EXERCISE DETAILS →
Copy every line of the items below verbatim, keeping their order.

SUPPLIED MATERIAL →
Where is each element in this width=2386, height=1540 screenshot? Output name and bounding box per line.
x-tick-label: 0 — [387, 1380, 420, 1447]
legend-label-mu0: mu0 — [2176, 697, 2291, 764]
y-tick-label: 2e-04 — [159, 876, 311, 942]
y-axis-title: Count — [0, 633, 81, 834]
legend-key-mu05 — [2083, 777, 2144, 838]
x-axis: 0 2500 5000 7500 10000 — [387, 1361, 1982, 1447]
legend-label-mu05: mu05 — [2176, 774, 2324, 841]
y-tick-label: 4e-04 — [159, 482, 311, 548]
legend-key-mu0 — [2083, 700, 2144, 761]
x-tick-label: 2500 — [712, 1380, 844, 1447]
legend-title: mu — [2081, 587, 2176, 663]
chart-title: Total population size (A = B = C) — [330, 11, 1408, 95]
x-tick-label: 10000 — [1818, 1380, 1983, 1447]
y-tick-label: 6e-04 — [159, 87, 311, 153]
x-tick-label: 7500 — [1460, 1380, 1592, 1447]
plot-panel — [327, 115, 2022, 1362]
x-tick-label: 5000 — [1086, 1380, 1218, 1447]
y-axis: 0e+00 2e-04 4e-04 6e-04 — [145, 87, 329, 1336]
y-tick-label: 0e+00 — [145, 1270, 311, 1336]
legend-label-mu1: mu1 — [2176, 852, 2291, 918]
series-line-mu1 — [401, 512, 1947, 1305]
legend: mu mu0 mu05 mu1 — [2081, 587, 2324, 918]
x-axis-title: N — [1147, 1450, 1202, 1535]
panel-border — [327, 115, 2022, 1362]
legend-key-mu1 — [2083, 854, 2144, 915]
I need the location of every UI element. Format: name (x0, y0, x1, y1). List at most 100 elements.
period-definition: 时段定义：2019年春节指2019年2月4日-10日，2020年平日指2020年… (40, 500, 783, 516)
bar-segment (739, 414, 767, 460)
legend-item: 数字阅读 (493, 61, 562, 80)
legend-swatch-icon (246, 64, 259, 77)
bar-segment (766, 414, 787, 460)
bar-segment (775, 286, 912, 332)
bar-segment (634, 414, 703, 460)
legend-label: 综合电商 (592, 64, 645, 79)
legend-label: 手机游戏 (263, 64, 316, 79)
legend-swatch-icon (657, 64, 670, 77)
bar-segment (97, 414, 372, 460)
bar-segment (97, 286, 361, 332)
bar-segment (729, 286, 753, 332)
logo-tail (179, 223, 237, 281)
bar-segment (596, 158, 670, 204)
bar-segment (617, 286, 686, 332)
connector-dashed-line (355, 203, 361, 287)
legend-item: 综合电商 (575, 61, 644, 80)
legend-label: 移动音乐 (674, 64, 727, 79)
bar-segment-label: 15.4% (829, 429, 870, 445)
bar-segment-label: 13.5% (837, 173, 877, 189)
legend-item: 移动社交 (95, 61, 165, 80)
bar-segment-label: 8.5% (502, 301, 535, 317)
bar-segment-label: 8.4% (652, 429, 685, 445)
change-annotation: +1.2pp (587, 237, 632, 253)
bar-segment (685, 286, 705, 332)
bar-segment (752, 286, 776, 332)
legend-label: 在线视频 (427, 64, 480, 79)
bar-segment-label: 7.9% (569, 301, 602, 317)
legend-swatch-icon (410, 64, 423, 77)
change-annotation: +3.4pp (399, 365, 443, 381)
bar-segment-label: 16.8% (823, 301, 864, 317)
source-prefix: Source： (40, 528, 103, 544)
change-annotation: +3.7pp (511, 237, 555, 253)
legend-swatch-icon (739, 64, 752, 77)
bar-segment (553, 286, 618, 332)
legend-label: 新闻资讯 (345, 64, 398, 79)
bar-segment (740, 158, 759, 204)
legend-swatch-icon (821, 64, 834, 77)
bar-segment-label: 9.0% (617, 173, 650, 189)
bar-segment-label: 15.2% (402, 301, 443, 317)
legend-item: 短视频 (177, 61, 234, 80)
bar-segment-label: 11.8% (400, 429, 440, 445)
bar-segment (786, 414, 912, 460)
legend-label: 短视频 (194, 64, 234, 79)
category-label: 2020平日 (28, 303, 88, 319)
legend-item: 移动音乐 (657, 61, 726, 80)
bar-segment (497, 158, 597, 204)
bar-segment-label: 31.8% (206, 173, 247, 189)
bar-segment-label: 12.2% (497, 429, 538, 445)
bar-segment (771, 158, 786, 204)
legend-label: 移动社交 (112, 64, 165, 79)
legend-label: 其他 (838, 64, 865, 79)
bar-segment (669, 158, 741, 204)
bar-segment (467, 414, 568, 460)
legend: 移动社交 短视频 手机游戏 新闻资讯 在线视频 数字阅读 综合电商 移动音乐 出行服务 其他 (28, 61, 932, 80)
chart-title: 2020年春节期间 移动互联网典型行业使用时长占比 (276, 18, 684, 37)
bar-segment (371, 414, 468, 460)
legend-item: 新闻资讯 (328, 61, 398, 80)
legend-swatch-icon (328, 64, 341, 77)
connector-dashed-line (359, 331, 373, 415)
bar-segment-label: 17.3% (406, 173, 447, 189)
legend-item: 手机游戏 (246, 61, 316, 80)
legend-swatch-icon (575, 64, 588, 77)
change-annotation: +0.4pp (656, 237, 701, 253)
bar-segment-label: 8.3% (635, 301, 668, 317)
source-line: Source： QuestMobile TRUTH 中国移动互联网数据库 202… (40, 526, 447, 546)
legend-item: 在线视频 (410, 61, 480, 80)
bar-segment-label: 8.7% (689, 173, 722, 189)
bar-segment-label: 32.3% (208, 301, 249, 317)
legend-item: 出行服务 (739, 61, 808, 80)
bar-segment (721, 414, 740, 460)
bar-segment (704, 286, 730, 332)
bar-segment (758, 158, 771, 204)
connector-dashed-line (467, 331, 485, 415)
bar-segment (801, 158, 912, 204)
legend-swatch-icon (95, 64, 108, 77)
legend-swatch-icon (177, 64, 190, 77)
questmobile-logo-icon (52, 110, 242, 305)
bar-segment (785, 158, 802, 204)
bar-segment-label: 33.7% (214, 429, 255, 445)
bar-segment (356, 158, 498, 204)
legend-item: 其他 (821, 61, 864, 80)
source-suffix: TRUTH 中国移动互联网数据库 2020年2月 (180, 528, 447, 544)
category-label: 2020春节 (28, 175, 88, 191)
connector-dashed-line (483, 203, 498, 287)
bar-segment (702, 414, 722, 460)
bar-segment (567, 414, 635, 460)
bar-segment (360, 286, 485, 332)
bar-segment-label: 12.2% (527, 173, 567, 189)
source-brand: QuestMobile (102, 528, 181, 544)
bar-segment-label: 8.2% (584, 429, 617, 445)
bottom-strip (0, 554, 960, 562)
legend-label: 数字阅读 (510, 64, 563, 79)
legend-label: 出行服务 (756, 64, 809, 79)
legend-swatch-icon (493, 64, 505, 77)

RESULT →
Where is each element in this width=2386, height=1540 screenshot? Output name and bounding box per line.
x-tick-label: 0 — [387, 1380, 420, 1447]
legend-label-mu0: mu0 — [2176, 697, 2291, 764]
y-tick-label: 2e-04 — [159, 876, 311, 942]
y-axis-title: Count — [0, 633, 81, 834]
legend-key-mu05 — [2083, 777, 2144, 838]
x-axis: 0 2500 5000 7500 10000 — [387, 1361, 1982, 1447]
legend-label-mu05: mu05 — [2176, 774, 2324, 841]
y-tick-label: 4e-04 — [159, 482, 311, 548]
legend-key-mu0 — [2083, 700, 2144, 761]
x-tick-label: 2500 — [712, 1380, 844, 1447]
legend-title: mu — [2081, 587, 2176, 663]
chart-title: Total population size (A = B = C) — [330, 11, 1408, 95]
x-tick-label: 10000 — [1818, 1380, 1983, 1447]
y-tick-label: 6e-04 — [159, 87, 311, 153]
x-tick-label: 7500 — [1460, 1380, 1592, 1447]
plot-panel — [327, 115, 2022, 1362]
x-tick-label: 5000 — [1086, 1380, 1218, 1447]
y-axis: 0e+00 2e-04 4e-04 6e-04 — [145, 87, 329, 1336]
y-tick-label: 0e+00 — [145, 1270, 311, 1336]
legend-label-mu1: mu1 — [2176, 852, 2291, 918]
series-line-mu1 — [401, 512, 1947, 1305]
legend: mu mu0 mu05 mu1 — [2081, 587, 2324, 918]
x-axis-title: N — [1147, 1450, 1202, 1535]
panel-border — [327, 115, 2022, 1362]
legend-key-mu1 — [2083, 854, 2144, 915]
I need the location of every UI element. Format: name (x0, y0, x1, y1). List at most 100 elements.
period-definition: 时段定义：2019年春节指2019年2月4日-10日，2020年平日指2020年… (40, 500, 783, 516)
bar-segment (739, 414, 767, 460)
legend-item: 数字阅读 (493, 61, 562, 80)
legend-swatch-icon (246, 64, 259, 77)
bar-segment (766, 414, 787, 460)
bar-segment (775, 286, 912, 332)
bar-segment (634, 414, 703, 460)
legend-label: 综合电商 (592, 64, 645, 79)
legend-label: 手机游戏 (263, 64, 316, 79)
legend-swatch-icon (657, 64, 670, 77)
bar-segment (97, 414, 372, 460)
bar-segment (97, 286, 361, 332)
bar-segment (729, 286, 753, 332)
logo-tail (179, 223, 237, 281)
bar-segment (596, 158, 670, 204)
bar-segment (617, 286, 686, 332)
connector-dashed-line (355, 203, 361, 287)
legend-item: 综合电商 (575, 61, 644, 80)
legend-label: 移动音乐 (674, 64, 727, 79)
bar-segment-label: 15.4% (829, 429, 870, 445)
bar-segment-label: 13.5% (837, 173, 877, 189)
legend-item: 移动社交 (95, 61, 165, 80)
bar-segment-label: 8.5% (502, 301, 535, 317)
bar-segment-label: 8.4% (652, 429, 685, 445)
change-annotation: +1.2pp (587, 237, 632, 253)
bar-segment (685, 286, 705, 332)
bar-segment (752, 286, 776, 332)
legend-label: 在线视频 (427, 64, 480, 79)
bar-segment-label: 7.9% (569, 301, 602, 317)
legend-swatch-icon (410, 64, 423, 77)
change-annotation: +3.4pp (399, 365, 443, 381)
bar-segment-label: 16.8% (823, 301, 864, 317)
source-prefix: Source： (40, 528, 103, 544)
change-annotation: +3.7pp (511, 237, 555, 253)
legend-swatch-icon (739, 64, 752, 77)
bar-segment (553, 286, 618, 332)
legend-label: 新闻资讯 (345, 64, 398, 79)
bar-segment (740, 158, 759, 204)
legend-swatch-icon (821, 64, 834, 77)
bar-segment-label: 9.0% (617, 173, 650, 189)
bar-segment-label: 15.2% (402, 301, 443, 317)
legend-item: 短视频 (177, 61, 234, 80)
bar-segment-label: 11.8% (400, 429, 440, 445)
bar-segment (786, 414, 912, 460)
legend-label: 短视频 (194, 64, 234, 79)
category-label: 2020平日 (28, 303, 88, 319)
legend-item: 移动音乐 (657, 61, 726, 80)
bar-segment (497, 158, 597, 204)
bar-segment-label: 31.8% (206, 173, 247, 189)
bar-segment-label: 12.2% (497, 429, 538, 445)
bar-segment (771, 158, 786, 204)
legend-label: 移动社交 (112, 64, 165, 79)
legend-label: 其他 (838, 64, 865, 79)
bar-segment (669, 158, 741, 204)
bar-segment (467, 414, 568, 460)
legend: 移动社交 短视频 手机游戏 新闻资讯 在线视频 数字阅读 综合电商 移动音乐 出行服务 其他 (28, 61, 932, 80)
chart-title: 2020年春节期间 移动互联网典型行业使用时长占比 (276, 18, 684, 37)
bar-segment (371, 414, 468, 460)
legend-item: 新闻资讯 (328, 61, 398, 80)
legend-swatch-icon (328, 64, 341, 77)
connector-dashed-line (359, 331, 373, 415)
bar-segment-label: 17.3% (406, 173, 447, 189)
legend-item: 手机游戏 (246, 61, 316, 80)
legend-swatch-icon (575, 64, 588, 77)
change-annotation: +0.4pp (656, 237, 701, 253)
bar-segment-label: 8.3% (635, 301, 668, 317)
source-line: Source： QuestMobile TRUTH 中国移动互联网数据库 202… (40, 526, 447, 546)
legend-item: 在线视频 (410, 61, 480, 80)
bar-segment-label: 8.7% (689, 173, 722, 189)
bar-segment-label: 32.3% (208, 301, 249, 317)
legend-item: 出行服务 (739, 61, 808, 80)
bar-segment (721, 414, 740, 460)
bar-segment (704, 286, 730, 332)
bar-segment (758, 158, 771, 204)
connector-dashed-line (467, 331, 485, 415)
bar-segment (801, 158, 912, 204)
legend-swatch-icon (95, 64, 108, 77)
legend-swatch-icon (177, 64, 190, 77)
questmobile-logo-icon (52, 110, 242, 305)
bar-segment (785, 158, 802, 204)
bar-segment-label: 33.7% (214, 429, 255, 445)
bar-segment (356, 158, 498, 204)
legend-item: 其他 (821, 61, 864, 80)
source-suffix: TRUTH 中国移动互联网数据库 2020年2月 (180, 528, 447, 544)
category-label: 2020春节 (28, 175, 88, 191)
connector-dashed-line (483, 203, 498, 287)
bar-segment (702, 414, 722, 460)
bar-segment (567, 414, 635, 460)
bar-segment (360, 286, 485, 332)
bar-segment-label: 12.2% (527, 173, 567, 189)
source-brand: QuestMobile (102, 528, 181, 544)
bar-segment-label: 8.2% (584, 429, 617, 445)
bottom-strip (0, 554, 960, 562)
legend-label: 数字阅读 (510, 64, 563, 79)
legend-label: 出行服务 (756, 64, 809, 79)
legend-swatch-icon (493, 64, 505, 77)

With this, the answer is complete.